*EXERCISE DETAILS*
Records follow. Pull out every line that contains "based".

[Stored items]
+ + +
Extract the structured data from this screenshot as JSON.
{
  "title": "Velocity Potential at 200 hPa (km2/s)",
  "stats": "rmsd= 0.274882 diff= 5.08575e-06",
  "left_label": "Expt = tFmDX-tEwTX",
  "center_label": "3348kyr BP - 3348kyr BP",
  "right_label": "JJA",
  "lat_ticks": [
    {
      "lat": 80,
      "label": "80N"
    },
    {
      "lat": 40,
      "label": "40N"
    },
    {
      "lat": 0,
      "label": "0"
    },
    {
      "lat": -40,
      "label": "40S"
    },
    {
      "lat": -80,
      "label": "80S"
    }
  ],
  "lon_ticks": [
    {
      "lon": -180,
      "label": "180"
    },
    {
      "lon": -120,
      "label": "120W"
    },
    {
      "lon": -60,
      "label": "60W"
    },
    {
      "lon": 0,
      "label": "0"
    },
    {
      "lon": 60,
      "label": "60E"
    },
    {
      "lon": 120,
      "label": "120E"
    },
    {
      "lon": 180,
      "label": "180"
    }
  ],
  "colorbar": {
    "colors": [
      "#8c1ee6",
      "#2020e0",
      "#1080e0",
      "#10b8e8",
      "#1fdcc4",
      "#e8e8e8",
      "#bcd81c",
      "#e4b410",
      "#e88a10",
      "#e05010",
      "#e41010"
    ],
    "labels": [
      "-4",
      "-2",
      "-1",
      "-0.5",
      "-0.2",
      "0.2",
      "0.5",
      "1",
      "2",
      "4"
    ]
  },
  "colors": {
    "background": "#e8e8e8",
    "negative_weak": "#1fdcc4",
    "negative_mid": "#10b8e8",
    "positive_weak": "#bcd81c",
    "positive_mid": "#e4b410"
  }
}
+ + +
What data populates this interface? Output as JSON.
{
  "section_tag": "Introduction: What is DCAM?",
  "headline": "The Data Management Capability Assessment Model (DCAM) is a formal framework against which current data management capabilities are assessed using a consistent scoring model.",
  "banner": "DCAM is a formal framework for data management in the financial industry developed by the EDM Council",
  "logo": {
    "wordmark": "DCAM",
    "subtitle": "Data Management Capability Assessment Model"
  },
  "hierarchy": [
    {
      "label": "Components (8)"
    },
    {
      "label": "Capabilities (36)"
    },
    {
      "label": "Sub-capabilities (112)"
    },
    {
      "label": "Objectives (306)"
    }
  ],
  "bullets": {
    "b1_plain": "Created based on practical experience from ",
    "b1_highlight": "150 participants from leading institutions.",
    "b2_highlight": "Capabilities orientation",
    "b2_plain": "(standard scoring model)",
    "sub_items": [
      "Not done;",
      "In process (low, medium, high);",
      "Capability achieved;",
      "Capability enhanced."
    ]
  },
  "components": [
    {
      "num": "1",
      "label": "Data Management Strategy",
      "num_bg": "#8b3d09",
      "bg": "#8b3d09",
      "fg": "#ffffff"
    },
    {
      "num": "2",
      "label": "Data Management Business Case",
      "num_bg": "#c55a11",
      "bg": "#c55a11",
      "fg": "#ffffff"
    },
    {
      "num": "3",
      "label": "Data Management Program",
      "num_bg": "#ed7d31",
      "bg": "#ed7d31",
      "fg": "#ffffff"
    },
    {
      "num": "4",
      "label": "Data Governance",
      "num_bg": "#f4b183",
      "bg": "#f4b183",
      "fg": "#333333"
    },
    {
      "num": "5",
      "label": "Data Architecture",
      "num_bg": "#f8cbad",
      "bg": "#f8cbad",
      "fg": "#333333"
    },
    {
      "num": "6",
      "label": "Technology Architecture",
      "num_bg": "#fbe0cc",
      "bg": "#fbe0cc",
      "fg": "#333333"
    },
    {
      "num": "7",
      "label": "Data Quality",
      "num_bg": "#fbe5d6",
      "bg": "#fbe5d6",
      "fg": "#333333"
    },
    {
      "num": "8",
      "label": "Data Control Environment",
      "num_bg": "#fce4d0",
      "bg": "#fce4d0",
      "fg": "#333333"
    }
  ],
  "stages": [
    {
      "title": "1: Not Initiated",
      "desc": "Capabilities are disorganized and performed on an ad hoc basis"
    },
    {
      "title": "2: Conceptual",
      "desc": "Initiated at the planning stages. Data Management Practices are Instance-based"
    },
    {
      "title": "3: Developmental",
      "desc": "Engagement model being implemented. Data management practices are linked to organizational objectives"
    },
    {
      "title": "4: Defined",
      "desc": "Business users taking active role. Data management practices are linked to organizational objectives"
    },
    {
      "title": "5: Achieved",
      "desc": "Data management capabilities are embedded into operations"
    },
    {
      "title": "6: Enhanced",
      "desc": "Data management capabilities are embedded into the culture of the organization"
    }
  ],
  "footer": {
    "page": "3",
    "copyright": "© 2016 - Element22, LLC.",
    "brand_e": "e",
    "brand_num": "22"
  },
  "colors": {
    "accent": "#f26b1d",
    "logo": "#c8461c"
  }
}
+ + +
*EXPECTED ANSWER*
    "b1_plain": "Created based on practical experience from ",
      "desc": "Initiated at the planning stages. Data Management Practices are Instance-based"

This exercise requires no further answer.